[Begin Input material]

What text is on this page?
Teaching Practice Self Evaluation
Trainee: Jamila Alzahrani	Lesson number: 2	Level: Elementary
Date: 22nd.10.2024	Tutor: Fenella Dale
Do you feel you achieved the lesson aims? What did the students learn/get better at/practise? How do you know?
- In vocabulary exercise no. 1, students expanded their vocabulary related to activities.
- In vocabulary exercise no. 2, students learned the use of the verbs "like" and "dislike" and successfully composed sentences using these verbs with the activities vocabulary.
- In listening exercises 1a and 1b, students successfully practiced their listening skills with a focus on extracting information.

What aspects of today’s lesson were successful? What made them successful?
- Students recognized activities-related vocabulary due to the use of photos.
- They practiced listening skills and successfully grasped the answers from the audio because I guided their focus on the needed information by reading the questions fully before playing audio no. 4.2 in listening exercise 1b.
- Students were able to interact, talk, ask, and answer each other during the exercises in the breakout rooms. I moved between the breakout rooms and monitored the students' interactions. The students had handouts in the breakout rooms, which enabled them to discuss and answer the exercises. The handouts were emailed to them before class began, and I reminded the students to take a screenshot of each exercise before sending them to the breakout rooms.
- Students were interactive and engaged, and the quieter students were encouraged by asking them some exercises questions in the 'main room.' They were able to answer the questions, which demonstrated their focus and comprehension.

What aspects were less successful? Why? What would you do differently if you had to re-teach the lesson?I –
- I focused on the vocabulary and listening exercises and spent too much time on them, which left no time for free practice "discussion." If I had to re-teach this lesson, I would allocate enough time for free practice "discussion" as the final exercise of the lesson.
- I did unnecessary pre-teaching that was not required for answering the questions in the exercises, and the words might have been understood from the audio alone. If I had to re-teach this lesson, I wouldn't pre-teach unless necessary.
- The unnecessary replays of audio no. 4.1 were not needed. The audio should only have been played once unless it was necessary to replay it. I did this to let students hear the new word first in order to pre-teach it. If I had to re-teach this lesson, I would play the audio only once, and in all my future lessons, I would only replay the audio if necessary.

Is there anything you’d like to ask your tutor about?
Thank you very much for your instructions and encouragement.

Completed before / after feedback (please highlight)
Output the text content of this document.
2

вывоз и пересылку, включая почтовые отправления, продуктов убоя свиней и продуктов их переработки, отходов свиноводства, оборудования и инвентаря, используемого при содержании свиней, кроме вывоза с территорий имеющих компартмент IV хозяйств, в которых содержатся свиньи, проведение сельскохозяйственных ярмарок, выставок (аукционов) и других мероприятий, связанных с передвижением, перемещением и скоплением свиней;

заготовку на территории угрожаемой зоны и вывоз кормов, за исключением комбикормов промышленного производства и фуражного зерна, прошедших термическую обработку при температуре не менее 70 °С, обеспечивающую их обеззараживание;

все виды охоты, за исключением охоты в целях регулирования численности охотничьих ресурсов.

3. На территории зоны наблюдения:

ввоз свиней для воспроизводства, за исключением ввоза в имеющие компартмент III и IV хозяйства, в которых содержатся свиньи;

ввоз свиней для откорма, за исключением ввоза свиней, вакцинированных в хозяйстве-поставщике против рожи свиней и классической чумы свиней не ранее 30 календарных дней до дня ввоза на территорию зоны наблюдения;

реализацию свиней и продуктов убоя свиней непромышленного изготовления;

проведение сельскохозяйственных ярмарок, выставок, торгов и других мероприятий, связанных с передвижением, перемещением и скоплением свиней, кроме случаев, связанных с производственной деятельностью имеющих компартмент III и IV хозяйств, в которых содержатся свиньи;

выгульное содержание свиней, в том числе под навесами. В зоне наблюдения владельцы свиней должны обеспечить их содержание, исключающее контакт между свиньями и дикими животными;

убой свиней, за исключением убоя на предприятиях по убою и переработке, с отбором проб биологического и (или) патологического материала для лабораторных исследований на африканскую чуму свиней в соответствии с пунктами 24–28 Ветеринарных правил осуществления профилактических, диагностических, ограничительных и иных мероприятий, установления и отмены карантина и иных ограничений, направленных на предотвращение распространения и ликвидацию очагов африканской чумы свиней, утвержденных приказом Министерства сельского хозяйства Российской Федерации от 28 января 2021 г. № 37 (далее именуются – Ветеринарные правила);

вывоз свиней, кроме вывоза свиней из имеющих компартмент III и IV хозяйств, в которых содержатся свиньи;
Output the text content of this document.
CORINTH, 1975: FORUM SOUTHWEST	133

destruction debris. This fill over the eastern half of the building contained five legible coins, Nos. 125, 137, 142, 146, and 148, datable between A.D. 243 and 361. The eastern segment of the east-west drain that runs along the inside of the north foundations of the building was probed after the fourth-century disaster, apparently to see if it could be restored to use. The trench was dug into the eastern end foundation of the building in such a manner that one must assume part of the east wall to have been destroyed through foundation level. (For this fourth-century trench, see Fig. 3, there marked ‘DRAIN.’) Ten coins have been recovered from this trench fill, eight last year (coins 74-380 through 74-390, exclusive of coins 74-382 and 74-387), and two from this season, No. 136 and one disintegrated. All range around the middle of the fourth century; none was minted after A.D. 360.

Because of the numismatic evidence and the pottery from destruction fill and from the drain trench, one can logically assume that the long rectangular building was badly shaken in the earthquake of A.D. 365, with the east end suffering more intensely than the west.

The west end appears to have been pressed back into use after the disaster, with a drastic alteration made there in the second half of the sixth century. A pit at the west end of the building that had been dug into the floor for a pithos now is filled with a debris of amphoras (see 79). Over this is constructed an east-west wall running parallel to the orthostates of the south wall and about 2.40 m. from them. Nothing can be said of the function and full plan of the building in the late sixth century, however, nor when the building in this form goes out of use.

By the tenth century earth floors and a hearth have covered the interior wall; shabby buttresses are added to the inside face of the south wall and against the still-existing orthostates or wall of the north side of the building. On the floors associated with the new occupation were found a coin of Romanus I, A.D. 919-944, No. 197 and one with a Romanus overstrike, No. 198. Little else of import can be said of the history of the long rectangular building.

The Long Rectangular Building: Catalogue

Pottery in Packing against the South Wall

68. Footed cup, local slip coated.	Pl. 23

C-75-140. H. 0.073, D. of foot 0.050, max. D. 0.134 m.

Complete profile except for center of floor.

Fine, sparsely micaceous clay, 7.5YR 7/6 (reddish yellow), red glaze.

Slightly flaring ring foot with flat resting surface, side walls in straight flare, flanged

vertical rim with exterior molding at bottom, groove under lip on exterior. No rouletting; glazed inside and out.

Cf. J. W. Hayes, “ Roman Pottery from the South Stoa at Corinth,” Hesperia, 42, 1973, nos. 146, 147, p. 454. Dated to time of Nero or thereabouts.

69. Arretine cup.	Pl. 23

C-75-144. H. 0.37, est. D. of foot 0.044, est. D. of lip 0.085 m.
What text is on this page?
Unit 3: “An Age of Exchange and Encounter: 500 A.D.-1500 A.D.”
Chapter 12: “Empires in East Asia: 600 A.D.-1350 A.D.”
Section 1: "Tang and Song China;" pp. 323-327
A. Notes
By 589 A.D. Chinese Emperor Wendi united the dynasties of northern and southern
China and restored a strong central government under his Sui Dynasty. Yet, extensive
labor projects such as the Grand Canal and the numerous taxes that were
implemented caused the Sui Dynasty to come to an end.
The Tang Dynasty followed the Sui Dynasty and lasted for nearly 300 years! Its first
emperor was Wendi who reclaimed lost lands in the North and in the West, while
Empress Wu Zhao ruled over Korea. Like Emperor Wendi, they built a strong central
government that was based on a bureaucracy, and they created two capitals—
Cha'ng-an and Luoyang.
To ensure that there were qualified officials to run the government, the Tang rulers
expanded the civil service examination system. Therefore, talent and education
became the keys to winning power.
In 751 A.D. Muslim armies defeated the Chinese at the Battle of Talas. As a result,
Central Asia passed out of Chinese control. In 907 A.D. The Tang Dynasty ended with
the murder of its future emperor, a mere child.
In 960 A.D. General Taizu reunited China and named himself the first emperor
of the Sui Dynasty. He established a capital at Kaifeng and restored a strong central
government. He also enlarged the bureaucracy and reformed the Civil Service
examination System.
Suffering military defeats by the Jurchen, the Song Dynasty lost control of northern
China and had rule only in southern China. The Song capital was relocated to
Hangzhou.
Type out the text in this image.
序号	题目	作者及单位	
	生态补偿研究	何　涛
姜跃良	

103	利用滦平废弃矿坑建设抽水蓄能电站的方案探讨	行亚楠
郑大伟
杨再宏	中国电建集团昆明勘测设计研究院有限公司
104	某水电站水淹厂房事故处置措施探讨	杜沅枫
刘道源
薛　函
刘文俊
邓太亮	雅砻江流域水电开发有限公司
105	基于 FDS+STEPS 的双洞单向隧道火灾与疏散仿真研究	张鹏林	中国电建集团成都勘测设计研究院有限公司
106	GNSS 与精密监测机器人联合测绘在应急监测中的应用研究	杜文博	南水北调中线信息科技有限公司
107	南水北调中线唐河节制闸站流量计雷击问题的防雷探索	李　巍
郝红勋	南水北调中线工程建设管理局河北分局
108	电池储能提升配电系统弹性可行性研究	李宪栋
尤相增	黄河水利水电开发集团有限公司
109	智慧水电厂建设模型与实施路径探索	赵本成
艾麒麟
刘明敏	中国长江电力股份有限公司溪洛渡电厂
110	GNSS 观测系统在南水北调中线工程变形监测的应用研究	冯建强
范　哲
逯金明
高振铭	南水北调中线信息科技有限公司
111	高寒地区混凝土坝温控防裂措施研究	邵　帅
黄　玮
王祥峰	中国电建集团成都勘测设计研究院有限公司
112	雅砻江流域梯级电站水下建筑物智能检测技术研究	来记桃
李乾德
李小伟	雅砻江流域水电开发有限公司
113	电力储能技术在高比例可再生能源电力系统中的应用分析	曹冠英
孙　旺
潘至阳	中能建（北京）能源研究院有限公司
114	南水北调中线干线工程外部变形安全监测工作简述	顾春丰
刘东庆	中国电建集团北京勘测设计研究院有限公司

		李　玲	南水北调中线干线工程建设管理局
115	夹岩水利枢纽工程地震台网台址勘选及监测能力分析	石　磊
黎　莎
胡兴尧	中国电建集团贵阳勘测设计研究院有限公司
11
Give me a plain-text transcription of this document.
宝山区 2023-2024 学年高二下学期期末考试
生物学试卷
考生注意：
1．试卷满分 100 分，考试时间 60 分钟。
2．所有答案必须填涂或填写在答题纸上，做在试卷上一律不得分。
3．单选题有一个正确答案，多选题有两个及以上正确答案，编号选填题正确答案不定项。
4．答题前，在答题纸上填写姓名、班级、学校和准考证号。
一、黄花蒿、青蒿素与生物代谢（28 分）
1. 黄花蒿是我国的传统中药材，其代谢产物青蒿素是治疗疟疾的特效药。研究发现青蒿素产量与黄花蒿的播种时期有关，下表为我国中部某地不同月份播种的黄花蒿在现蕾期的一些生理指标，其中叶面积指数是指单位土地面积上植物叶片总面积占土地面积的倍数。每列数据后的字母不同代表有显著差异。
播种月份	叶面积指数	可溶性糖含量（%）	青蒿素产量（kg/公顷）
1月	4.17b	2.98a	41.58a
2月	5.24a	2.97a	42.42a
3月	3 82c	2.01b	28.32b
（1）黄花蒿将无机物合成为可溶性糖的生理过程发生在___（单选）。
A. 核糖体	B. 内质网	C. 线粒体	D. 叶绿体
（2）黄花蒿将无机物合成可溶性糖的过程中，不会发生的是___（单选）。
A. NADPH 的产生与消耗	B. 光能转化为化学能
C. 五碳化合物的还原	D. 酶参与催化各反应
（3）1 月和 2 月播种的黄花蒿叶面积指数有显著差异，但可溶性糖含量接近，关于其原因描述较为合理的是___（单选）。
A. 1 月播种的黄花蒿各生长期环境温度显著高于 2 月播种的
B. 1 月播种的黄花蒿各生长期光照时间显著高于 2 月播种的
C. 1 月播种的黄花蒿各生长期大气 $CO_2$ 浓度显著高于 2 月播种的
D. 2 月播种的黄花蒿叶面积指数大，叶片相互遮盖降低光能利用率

[End Input material]

**Challenge**
Isolate the lines above that contain the word "China" and copy them.

**Correct output**
Section 1: "Tang and Song China;" pp. 323-327
China and restored a strong central government under his Sui Dynasty. Yet, extensive
In 960 A.D. General Taizu reunited China and named himself the first emperor
China and had rule only in southern China. The Song capital was relocated to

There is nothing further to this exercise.